Begin

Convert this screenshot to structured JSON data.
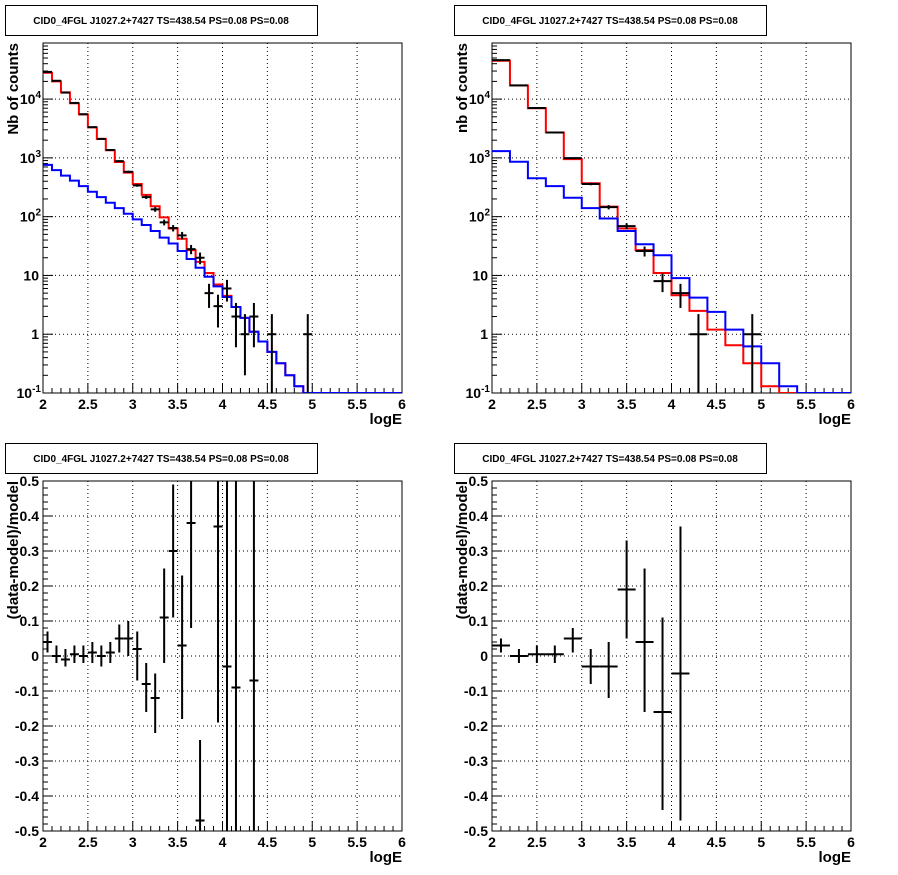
{
  "chart_data": [
    {
      "type": "line",
      "title": "CID0_4FGL J1027.2+7427 TS=438.54 PS=0.08 PS=0.08",
      "xlabel": "logE",
      "ylabel": "Nb of counts",
      "xlim": [
        2,
        6
      ],
      "ylim": [
        0.1,
        90000
      ],
      "yscale": "log",
      "grid": true,
      "x_ticks": [
        "2",
        "2.5",
        "3",
        "3.5",
        "4",
        "4.5",
        "5",
        "5.5",
        "6"
      ],
      "y_ticks": [
        {
          "value": 0.1,
          "label": "10",
          "exp": "-1"
        },
        {
          "value": 1,
          "label": "1",
          "exp": ""
        },
        {
          "value": 10,
          "label": "10",
          "exp": ""
        },
        {
          "value": 100,
          "label": "10",
          "exp": "2"
        },
        {
          "value": 1000,
          "label": "10",
          "exp": "3"
        },
        {
          "value": 10000,
          "label": "10",
          "exp": "4"
        }
      ],
      "bin_edges": [
        2,
        2.1,
        2.2,
        2.3,
        2.4,
        2.5,
        2.6,
        2.7,
        2.8,
        2.9,
        3,
        3.1,
        3.2,
        3.3,
        3.4,
        3.5,
        3.6,
        3.7,
        3.8,
        3.9,
        4,
        4.1,
        4.2,
        4.3,
        4.4,
        4.5,
        4.6,
        4.7,
        4.8,
        4.9,
        5,
        5.1,
        5.2,
        5.3,
        5.4,
        5.5,
        5.6,
        5.7,
        5.8,
        5.9,
        6
      ],
      "series": [
        {
          "kind": "hist",
          "color": "#ff0000",
          "values": [
            28000,
            20000,
            13000,
            8500,
            5500,
            3300,
            2100,
            1350,
            850,
            560,
            360,
            235,
            150,
            97,
            63,
            42,
            27,
            17,
            11,
            7,
            4.5,
            2.9,
            1.9,
            1.1,
            0.75,
            0.5,
            0.32,
            0.2,
            0.13,
            0.085,
            0.09,
            0.09,
            0.09,
            0.09,
            0.09,
            0.09,
            0.09,
            0.09,
            0.09,
            0.09
          ]
        },
        {
          "kind": "hist",
          "color": "#0000ff",
          "values": [
            760,
            620,
            500,
            410,
            330,
            265,
            215,
            172,
            140,
            112,
            90,
            72,
            57,
            44,
            35,
            26,
            19,
            13.5,
            9.5,
            6.5,
            4.3,
            2.9,
            1.9,
            1.1,
            0.75,
            0.5,
            0.32,
            0.2,
            0.13,
            0.085,
            0.09,
            0.09,
            0.09,
            0.09,
            0.09,
            0.09,
            0.09,
            0.09,
            0.09,
            0.09
          ]
        },
        {
          "kind": "points",
          "color": "#000000",
          "points": [
            {
              "x": 2.05,
              "y": 29000,
              "lo": 28700,
              "hi": 29300
            },
            {
              "x": 2.15,
              "y": 20500,
              "lo": 20300,
              "hi": 20700
            },
            {
              "x": 2.25,
              "y": 12900,
              "lo": 12700,
              "hi": 13100
            },
            {
              "x": 2.35,
              "y": 8600,
              "lo": 8500,
              "hi": 8700
            },
            {
              "x": 2.45,
              "y": 5520,
              "lo": 5450,
              "hi": 5590
            },
            {
              "x": 2.55,
              "y": 3330,
              "lo": 3270,
              "hi": 3390
            },
            {
              "x": 2.65,
              "y": 2100,
              "lo": 2050,
              "hi": 2150
            },
            {
              "x": 2.75,
              "y": 1360,
              "lo": 1320,
              "hi": 1400
            },
            {
              "x": 2.85,
              "y": 880,
              "lo": 850,
              "hi": 910
            },
            {
              "x": 2.95,
              "y": 580,
              "lo": 556,
              "hi": 604
            },
            {
              "x": 3.05,
              "y": 340,
              "lo": 322,
              "hi": 358
            },
            {
              "x": 3.15,
              "y": 215,
              "lo": 200,
              "hi": 230
            },
            {
              "x": 3.25,
              "y": 133,
              "lo": 121,
              "hi": 145
            },
            {
              "x": 3.35,
              "y": 80,
              "lo": 71,
              "hi": 89
            },
            {
              "x": 3.45,
              "y": 64,
              "lo": 56,
              "hi": 72
            },
            {
              "x": 3.55,
              "y": 48,
              "lo": 41,
              "hi": 55
            },
            {
              "x": 3.65,
              "y": 28,
              "lo": 23,
              "hi": 33
            },
            {
              "x": 3.75,
              "y": 20,
              "lo": 15.5,
              "hi": 24.5
            },
            {
              "x": 3.85,
              "y": 5,
              "lo": 2.8,
              "hi": 7.2
            },
            {
              "x": 3.95,
              "y": 3,
              "lo": 1.3,
              "hi": 4.7
            },
            {
              "x": 4.05,
              "y": 6,
              "lo": 3.6,
              "hi": 8.4
            },
            {
              "x": 4.15,
              "y": 2,
              "lo": 0.6,
              "hi": 3.4
            },
            {
              "x": 4.25,
              "y": 1,
              "lo": 0.2,
              "hi": 2.2
            },
            {
              "x": 4.35,
              "y": 2,
              "lo": 0.6,
              "hi": 3.4
            },
            {
              "x": 4.55,
              "y": 1,
              "lo": 0.1,
              "hi": 2.2
            },
            {
              "x": 4.95,
              "y": 1,
              "lo": 0.1,
              "hi": 2.2
            }
          ]
        }
      ]
    },
    {
      "type": "line",
      "title": "CID0_4FGL J1027.2+7427 TS=438.54 PS=0.08 PS=0.08",
      "xlabel": "logE",
      "ylabel": "nb of counts",
      "xlim": [
        2,
        6
      ],
      "ylim": [
        0.1,
        90000
      ],
      "yscale": "log",
      "grid": true,
      "x_ticks": [
        "2",
        "2.5",
        "3",
        "3.5",
        "4",
        "4.5",
        "5",
        "5.5",
        "6"
      ],
      "y_ticks": [
        {
          "value": 0.1,
          "label": "10",
          "exp": "-1"
        },
        {
          "value": 1,
          "label": "1",
          "exp": ""
        },
        {
          "value": 10,
          "label": "10",
          "exp": ""
        },
        {
          "value": 100,
          "label": "10",
          "exp": "2"
        },
        {
          "value": 1000,
          "label": "10",
          "exp": "3"
        },
        {
          "value": 10000,
          "label": "10",
          "exp": "4"
        }
      ],
      "bin_edges": [
        2,
        2.2,
        2.4,
        2.6,
        2.8,
        3,
        3.2,
        3.4,
        3.6,
        3.8,
        4,
        4.2,
        4.4,
        4.6,
        4.8,
        5,
        5.2,
        5.4,
        5.6,
        5.8,
        6
      ],
      "series": [
        {
          "kind": "hist",
          "color": "#ff0000",
          "values": [
            45000,
            17000,
            7000,
            2700,
            950,
            370,
            148,
            63,
            27,
            11,
            4.6,
            2.5,
            1.2,
            0.65,
            0.32,
            0.13,
            0.09,
            0.09,
            0.09,
            0.09
          ]
        },
        {
          "kind": "hist",
          "color": "#0000ff",
          "values": [
            1300,
            860,
            450,
            330,
            210,
            140,
            93,
            57,
            34,
            22,
            9,
            4.2,
            2.4,
            1.2,
            0.62,
            0.32,
            0.13,
            0.09,
            0.09,
            0.09
          ]
        },
        {
          "kind": "points",
          "color": "#000000",
          "points": [
            {
              "x": 2.1,
              "y": 46000,
              "lo": 45700,
              "hi": 46300
            },
            {
              "x": 2.3,
              "y": 17100,
              "lo": 16950,
              "hi": 17250
            },
            {
              "x": 2.5,
              "y": 7050,
              "lo": 6950,
              "hi": 7150
            },
            {
              "x": 2.7,
              "y": 2700,
              "lo": 2650,
              "hi": 2750
            },
            {
              "x": 2.9,
              "y": 990,
              "lo": 960,
              "hi": 1020
            },
            {
              "x": 3.1,
              "y": 360,
              "lo": 342,
              "hi": 378
            },
            {
              "x": 3.3,
              "y": 145,
              "lo": 133,
              "hi": 157
            },
            {
              "x": 3.5,
              "y": 69,
              "lo": 61,
              "hi": 77
            },
            {
              "x": 3.7,
              "y": 26,
              "lo": 21,
              "hi": 31
            },
            {
              "x": 3.9,
              "y": 8,
              "lo": 5.2,
              "hi": 10.8
            },
            {
              "x": 4.1,
              "y": 5,
              "lo": 2.8,
              "hi": 7.2
            },
            {
              "x": 4.3,
              "y": 1,
              "lo": 0.1,
              "hi": 2.2
            },
            {
              "x": 4.9,
              "y": 1,
              "lo": 0.1,
              "hi": 2.2
            }
          ]
        }
      ]
    },
    {
      "type": "scatter",
      "title": "CID0_4FGL J1027.2+7427 TS=438.54 PS=0.08 PS=0.08",
      "xlabel": "logE",
      "ylabel": "(data-model)/model",
      "xlim": [
        2,
        6
      ],
      "ylim": [
        -0.5,
        0.5
      ],
      "grid": true,
      "x_ticks": [
        "2",
        "2.5",
        "3",
        "3.5",
        "4",
        "4.5",
        "5",
        "5.5",
        "6"
      ],
      "y_ticks": [
        "-0.5",
        "-0.4",
        "-0.3",
        "-0.2",
        "-0.1",
        "0",
        "0.1",
        "0.2",
        "0.3",
        "0.4",
        "0.5"
      ],
      "x_halfwidth": 0.05,
      "points": [
        {
          "x": 2.05,
          "y": 0.04,
          "lo": 0.01,
          "hi": 0.07
        },
        {
          "x": 2.15,
          "y": 0.0,
          "lo": -0.02,
          "hi": 0.03
        },
        {
          "x": 2.25,
          "y": -0.01,
          "lo": -0.03,
          "hi": 0.02
        },
        {
          "x": 2.35,
          "y": 0.005,
          "lo": -0.02,
          "hi": 0.03
        },
        {
          "x": 2.45,
          "y": 0.0,
          "lo": -0.02,
          "hi": 0.03
        },
        {
          "x": 2.55,
          "y": 0.01,
          "lo": -0.02,
          "hi": 0.04
        },
        {
          "x": 2.65,
          "y": 0.0,
          "lo": -0.03,
          "hi": 0.03
        },
        {
          "x": 2.75,
          "y": 0.01,
          "lo": -0.02,
          "hi": 0.04
        },
        {
          "x": 2.85,
          "y": 0.05,
          "lo": 0.01,
          "hi": 0.09
        },
        {
          "x": 2.95,
          "y": 0.05,
          "lo": 0.0,
          "hi": 0.1
        },
        {
          "x": 3.05,
          "y": 0.02,
          "lo": -0.07,
          "hi": 0.07
        },
        {
          "x": 3.15,
          "y": -0.08,
          "lo": -0.16,
          "hi": -0.02
        },
        {
          "x": 3.25,
          "y": -0.12,
          "lo": -0.22,
          "hi": -0.05
        },
        {
          "x": 3.35,
          "y": 0.11,
          "lo": -0.02,
          "hi": 0.25
        },
        {
          "x": 3.45,
          "y": 0.3,
          "lo": 0.11,
          "hi": 0.49
        },
        {
          "x": 3.55,
          "y": 0.03,
          "lo": -0.18,
          "hi": 0.23
        },
        {
          "x": 3.65,
          "y": 0.38,
          "lo": 0.08,
          "hi": 0.7
        },
        {
          "x": 3.75,
          "y": -0.47,
          "lo": -0.7,
          "hi": -0.24
        },
        {
          "x": 3.95,
          "y": 0.37,
          "lo": -0.19,
          "hi": 0.9
        },
        {
          "x": 4.05,
          "y": -0.03,
          "lo": -0.6,
          "hi": 0.6
        },
        {
          "x": 4.15,
          "y": -0.09,
          "lo": -0.6,
          "hi": 0.6
        },
        {
          "x": 4.35,
          "y": -0.07,
          "lo": -0.6,
          "hi": 0.6
        }
      ]
    },
    {
      "type": "scatter",
      "title": "CID0_4FGL J1027.2+7427 TS=438.54 PS=0.08 PS=0.08",
      "xlabel": "logE",
      "ylabel": "(data-model)/model",
      "xlim": [
        2,
        6
      ],
      "ylim": [
        -0.5,
        0.5
      ],
      "grid": true,
      "x_ticks": [
        "2",
        "2.5",
        "3",
        "3.5",
        "4",
        "4.5",
        "5",
        "5.5",
        "6"
      ],
      "y_ticks": [
        "-0.5",
        "-0.4",
        "-0.3",
        "-0.2",
        "-0.1",
        "0",
        "0.1",
        "0.2",
        "0.3",
        "0.4",
        "0.5"
      ],
      "x_halfwidth": 0.1,
      "points": [
        {
          "x": 2.1,
          "y": 0.03,
          "lo": 0.01,
          "hi": 0.05
        },
        {
          "x": 2.3,
          "y": 0.0,
          "lo": -0.02,
          "hi": 0.02
        },
        {
          "x": 2.5,
          "y": 0.005,
          "lo": -0.02,
          "hi": 0.03
        },
        {
          "x": 2.7,
          "y": 0.005,
          "lo": -0.02,
          "hi": 0.03
        },
        {
          "x": 2.9,
          "y": 0.05,
          "lo": 0.01,
          "hi": 0.08
        },
        {
          "x": 3.1,
          "y": -0.03,
          "lo": -0.08,
          "hi": 0.02
        },
        {
          "x": 3.3,
          "y": -0.03,
          "lo": -0.12,
          "hi": 0.04
        },
        {
          "x": 3.5,
          "y": 0.19,
          "lo": 0.05,
          "hi": 0.33
        },
        {
          "x": 3.7,
          "y": 0.04,
          "lo": -0.16,
          "hi": 0.25
        },
        {
          "x": 3.9,
          "y": -0.16,
          "lo": -0.44,
          "hi": 0.11
        },
        {
          "x": 4.1,
          "y": -0.05,
          "lo": -0.47,
          "hi": 0.37
        }
      ]
    }
  ]
}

End

**Problem**
Among the lines of the data, identify those with the word "ylabel". Copy each of them.

**Response**
      "ylabel": "Nb of counts",
      "ylabel": "nb of counts",
      "ylabel": "(data-model)/model",
      "ylabel": "(data-model)/model",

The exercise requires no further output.